[BEGIN Material]

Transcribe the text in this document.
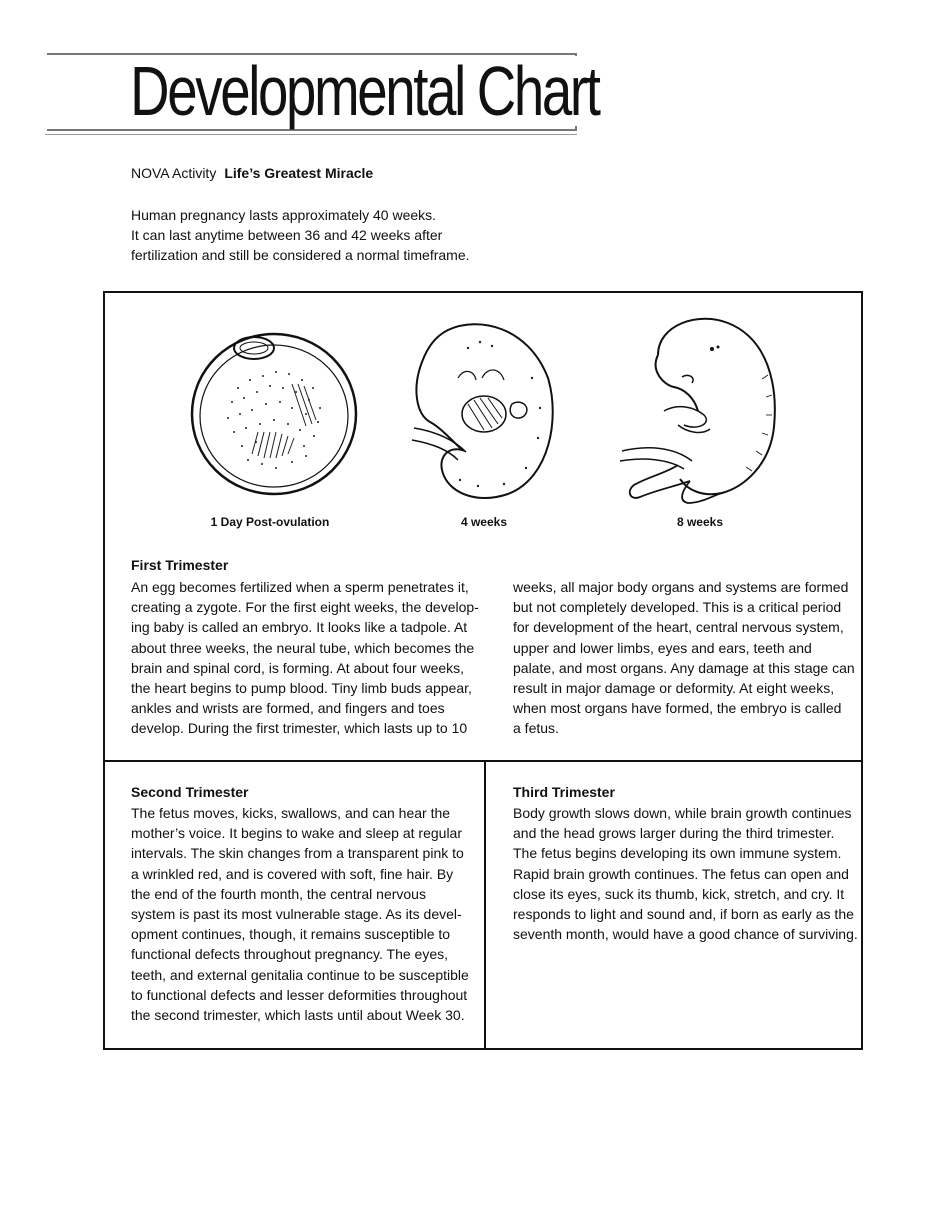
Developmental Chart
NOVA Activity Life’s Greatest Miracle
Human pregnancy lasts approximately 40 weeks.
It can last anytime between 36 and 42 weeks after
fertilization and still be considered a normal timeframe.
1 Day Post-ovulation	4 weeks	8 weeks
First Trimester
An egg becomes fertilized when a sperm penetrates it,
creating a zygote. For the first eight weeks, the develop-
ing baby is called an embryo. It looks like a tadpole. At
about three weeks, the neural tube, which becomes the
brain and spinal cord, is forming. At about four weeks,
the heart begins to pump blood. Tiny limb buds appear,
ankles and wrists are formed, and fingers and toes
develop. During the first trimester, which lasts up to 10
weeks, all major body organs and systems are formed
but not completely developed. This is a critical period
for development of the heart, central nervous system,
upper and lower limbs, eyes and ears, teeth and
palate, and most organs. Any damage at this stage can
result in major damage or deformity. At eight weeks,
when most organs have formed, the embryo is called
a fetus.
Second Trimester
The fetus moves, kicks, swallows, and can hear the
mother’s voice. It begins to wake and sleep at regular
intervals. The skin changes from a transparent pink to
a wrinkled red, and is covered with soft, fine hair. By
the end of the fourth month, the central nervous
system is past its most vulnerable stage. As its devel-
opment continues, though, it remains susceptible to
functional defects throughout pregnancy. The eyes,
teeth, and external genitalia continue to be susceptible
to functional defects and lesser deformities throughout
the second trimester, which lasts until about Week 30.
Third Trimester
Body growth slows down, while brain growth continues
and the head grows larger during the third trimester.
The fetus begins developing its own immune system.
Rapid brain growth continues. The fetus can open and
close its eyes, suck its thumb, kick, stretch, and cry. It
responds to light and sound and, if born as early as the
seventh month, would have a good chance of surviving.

[END Material]

Generate a word-for-word copy of the preceding records, excluding all pictures.

Transcribe the text in this document.
Developmental Chart
NOVA Activity Life’s Greatest Miracle
Human pregnancy lasts approximately 40 weeks.
It can last anytime between 36 and 42 weeks after
fertilization and still be considered a normal timeframe.
1 Day Post-ovulation	4 weeks	8 weeks
First Trimester
An egg becomes fertilized when a sperm penetrates it,
creating a zygote. For the first eight weeks, the develop-
ing baby is called an embryo. It looks like a tadpole. At
about three weeks, the neural tube, which becomes the
brain and spinal cord, is forming. At about four weeks,
the heart begins to pump blood. Tiny limb buds appear,
ankles and wrists are formed, and fingers and toes
develop. During the first trimester, which lasts up to 10
weeks, all major body organs and systems are formed
but not completely developed. This is a critical period
for development of the heart, central nervous system,
upper and lower limbs, eyes and ears, teeth and
palate, and most organs. Any damage at this stage can
result in major damage or deformity. At eight weeks,
when most organs have formed, the embryo is called
a fetus.
Second Trimester
The fetus moves, kicks, swallows, and can hear the
mother’s voice. It begins to wake and sleep at regular
intervals. The skin changes from a transparent pink to
a wrinkled red, and is covered with soft, fine hair. By
the end of the fourth month, the central nervous
system is past its most vulnerable stage. As its devel-
opment continues, though, it remains susceptible to
functional defects throughout pregnancy. The eyes,
teeth, and external genitalia continue to be susceptible
to functional defects and lesser deformities throughout
the second trimester, which lasts until about Week 30.
Third Trimester
Body growth slows down, while brain growth continues
and the head grows larger during the third trimester.
The fetus begins developing its own immune system.
Rapid brain growth continues. The fetus can open and
close its eyes, suck its thumb, kick, stretch, and cry. It
responds to light and sound and, if born as early as the
seventh month, would have a good chance of surviving.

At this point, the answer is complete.